Lines that hold the word "this" should be located and copied.

====== EXERCISE INPUT ======

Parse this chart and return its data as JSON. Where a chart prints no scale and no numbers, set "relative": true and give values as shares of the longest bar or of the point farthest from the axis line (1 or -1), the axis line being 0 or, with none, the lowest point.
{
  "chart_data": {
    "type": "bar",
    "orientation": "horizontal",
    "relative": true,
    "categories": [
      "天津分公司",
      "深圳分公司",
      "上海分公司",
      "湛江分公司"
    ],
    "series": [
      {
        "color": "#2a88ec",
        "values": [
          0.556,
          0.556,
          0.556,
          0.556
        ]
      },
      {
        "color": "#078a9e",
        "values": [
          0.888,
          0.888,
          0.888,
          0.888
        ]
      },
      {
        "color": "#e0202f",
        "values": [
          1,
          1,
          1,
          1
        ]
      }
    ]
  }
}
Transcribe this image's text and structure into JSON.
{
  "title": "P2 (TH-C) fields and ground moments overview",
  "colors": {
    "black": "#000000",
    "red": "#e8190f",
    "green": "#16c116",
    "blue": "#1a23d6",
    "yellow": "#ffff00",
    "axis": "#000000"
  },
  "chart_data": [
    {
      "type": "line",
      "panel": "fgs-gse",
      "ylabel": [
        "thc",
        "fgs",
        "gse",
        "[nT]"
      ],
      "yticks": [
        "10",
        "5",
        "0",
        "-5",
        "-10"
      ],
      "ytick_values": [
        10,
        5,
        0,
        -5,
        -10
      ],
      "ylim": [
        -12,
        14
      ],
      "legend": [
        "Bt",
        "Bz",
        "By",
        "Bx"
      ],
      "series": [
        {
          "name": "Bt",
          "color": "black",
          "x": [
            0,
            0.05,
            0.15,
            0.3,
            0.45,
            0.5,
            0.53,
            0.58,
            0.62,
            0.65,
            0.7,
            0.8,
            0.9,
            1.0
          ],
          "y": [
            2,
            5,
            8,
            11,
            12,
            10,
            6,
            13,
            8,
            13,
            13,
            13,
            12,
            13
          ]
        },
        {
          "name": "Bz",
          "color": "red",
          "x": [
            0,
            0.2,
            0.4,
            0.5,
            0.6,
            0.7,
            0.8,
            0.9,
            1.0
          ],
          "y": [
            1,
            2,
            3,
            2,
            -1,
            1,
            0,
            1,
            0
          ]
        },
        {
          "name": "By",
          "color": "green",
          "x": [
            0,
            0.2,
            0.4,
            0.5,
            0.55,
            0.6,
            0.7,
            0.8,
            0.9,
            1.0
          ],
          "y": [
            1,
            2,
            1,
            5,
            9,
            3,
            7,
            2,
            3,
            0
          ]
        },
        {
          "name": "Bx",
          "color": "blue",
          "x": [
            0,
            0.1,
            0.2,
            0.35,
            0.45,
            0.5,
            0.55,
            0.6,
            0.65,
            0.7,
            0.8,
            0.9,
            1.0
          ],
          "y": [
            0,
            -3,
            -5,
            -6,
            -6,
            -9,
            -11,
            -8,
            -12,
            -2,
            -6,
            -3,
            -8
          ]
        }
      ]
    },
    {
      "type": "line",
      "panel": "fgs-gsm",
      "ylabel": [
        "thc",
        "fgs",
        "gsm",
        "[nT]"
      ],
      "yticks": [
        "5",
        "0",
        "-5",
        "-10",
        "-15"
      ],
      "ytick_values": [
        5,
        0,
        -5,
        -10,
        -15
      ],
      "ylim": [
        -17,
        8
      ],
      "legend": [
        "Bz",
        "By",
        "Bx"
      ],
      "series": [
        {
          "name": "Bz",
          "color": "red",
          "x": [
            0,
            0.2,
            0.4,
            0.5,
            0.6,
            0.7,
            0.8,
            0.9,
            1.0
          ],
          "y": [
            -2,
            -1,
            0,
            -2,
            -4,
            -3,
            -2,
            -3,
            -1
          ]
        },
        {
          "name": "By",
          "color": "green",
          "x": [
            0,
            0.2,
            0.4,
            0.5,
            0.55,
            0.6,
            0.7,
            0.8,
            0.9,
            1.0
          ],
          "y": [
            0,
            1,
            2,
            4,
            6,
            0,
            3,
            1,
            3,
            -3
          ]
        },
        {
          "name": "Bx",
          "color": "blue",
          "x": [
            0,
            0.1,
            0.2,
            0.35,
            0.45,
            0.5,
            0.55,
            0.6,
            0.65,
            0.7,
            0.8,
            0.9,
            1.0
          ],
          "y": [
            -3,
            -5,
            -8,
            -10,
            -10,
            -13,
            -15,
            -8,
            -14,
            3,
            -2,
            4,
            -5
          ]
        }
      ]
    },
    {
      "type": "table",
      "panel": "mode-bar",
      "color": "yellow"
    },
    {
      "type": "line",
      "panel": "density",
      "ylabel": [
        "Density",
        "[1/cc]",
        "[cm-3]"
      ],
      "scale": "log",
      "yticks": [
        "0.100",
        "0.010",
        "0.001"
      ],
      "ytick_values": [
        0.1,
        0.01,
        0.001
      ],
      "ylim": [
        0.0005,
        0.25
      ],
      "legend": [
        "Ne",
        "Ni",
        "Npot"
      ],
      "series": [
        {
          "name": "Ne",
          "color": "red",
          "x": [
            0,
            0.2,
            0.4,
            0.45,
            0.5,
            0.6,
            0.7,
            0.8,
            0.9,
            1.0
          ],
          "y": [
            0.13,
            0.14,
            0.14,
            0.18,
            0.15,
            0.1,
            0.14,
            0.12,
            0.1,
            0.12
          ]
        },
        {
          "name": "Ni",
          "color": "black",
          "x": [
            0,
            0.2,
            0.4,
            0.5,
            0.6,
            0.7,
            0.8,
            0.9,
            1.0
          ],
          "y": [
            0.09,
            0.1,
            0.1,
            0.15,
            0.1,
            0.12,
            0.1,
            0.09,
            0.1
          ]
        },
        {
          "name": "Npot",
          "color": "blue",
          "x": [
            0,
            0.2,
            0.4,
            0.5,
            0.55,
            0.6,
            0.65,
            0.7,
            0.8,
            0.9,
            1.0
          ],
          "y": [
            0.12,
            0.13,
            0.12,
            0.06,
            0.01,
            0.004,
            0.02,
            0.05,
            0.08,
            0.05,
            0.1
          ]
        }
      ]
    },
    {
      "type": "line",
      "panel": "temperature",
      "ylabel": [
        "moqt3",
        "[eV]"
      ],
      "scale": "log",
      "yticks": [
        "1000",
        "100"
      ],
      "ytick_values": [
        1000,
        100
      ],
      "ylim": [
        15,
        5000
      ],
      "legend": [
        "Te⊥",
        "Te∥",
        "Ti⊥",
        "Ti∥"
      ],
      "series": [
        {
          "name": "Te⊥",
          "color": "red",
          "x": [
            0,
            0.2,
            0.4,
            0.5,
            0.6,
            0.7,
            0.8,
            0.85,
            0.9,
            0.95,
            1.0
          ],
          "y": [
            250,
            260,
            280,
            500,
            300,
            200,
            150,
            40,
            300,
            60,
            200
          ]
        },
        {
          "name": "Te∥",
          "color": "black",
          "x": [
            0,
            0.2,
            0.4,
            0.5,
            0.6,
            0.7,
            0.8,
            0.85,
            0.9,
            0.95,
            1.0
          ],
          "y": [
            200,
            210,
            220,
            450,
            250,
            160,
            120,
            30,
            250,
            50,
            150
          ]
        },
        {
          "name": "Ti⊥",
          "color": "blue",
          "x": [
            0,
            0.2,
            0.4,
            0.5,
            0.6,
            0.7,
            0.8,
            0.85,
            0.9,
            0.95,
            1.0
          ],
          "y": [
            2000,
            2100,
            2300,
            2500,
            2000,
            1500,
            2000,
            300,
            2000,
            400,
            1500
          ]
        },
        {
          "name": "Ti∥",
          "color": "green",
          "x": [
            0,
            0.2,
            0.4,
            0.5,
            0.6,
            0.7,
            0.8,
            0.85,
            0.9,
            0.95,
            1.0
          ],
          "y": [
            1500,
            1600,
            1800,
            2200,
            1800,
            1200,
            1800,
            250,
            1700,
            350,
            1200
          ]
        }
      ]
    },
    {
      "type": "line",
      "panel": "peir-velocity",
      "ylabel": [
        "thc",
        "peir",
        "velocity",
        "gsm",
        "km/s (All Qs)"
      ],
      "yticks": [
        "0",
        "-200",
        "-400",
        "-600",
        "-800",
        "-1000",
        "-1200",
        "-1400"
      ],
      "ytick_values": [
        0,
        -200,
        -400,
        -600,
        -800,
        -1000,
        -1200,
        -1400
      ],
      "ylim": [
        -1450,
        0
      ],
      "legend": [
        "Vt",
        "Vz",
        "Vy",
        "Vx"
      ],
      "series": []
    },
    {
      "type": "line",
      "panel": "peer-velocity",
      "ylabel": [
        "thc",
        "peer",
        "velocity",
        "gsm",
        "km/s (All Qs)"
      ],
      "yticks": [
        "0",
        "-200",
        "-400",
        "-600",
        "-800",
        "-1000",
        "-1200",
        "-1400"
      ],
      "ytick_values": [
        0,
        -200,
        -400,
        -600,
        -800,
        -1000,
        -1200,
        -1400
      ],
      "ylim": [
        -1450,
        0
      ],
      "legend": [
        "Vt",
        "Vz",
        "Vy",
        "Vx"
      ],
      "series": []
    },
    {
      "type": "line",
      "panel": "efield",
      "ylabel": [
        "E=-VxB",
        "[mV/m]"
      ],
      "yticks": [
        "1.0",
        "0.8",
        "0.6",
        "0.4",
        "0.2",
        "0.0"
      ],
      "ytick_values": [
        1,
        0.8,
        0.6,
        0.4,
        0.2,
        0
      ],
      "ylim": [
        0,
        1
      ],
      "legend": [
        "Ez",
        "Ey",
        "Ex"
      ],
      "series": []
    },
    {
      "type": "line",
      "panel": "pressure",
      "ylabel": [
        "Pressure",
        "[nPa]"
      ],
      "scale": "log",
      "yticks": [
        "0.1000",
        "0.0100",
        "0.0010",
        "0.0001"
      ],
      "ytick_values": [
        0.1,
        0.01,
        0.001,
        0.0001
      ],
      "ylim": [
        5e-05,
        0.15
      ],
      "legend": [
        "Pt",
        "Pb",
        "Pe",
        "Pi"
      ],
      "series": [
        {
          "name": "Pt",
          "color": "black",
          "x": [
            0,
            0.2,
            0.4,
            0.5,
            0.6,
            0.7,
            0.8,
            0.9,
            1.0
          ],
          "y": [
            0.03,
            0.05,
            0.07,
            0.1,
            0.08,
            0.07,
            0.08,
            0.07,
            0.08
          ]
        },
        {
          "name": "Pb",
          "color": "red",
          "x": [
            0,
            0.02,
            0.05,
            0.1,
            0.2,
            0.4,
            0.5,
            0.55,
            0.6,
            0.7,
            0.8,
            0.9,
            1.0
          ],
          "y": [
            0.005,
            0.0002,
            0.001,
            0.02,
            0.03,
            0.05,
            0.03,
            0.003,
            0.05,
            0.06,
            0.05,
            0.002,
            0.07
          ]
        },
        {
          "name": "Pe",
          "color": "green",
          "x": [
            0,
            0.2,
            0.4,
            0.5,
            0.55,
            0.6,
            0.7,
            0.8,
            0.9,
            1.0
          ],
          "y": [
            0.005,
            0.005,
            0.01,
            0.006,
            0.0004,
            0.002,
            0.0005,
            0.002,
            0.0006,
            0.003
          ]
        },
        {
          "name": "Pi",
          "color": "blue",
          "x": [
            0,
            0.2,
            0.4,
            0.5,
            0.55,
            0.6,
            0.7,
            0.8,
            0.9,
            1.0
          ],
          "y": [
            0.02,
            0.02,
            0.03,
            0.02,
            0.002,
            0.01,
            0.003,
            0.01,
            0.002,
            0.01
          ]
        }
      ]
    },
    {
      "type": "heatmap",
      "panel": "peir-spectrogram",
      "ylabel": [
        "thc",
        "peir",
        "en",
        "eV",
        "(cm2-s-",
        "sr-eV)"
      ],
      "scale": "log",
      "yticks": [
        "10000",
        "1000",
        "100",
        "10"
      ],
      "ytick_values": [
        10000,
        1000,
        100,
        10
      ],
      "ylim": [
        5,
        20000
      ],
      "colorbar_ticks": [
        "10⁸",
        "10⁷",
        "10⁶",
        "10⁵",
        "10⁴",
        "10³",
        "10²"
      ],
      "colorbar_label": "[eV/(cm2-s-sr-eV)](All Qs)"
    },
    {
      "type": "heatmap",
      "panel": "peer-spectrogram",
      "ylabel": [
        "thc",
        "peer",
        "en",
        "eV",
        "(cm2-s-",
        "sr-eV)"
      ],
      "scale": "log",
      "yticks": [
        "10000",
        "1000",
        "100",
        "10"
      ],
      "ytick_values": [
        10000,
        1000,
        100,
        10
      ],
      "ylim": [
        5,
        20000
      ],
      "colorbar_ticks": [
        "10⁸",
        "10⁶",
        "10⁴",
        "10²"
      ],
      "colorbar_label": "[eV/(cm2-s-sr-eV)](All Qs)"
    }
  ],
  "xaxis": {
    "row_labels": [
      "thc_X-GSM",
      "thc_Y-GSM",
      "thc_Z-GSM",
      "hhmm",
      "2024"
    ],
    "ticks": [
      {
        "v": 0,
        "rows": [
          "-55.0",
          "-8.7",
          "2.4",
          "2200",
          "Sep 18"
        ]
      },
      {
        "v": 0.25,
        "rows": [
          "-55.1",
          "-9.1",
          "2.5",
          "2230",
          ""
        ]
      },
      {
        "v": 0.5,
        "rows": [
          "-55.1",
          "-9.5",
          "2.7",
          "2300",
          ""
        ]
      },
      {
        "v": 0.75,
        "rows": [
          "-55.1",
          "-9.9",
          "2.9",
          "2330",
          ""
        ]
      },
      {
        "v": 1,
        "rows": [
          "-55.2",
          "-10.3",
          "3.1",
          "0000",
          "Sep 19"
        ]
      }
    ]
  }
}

======

OUTPUT BELOW
Parse this chart and return its data as JSON. Where a chart prints no scale and no numbers, set "relative": true and give values as shares of the longest bar or of the point farthest from the axis line (1 or -1), the axis line being 0 or, with none, the lowest point.
Transcribe this image's text and structure into JSON.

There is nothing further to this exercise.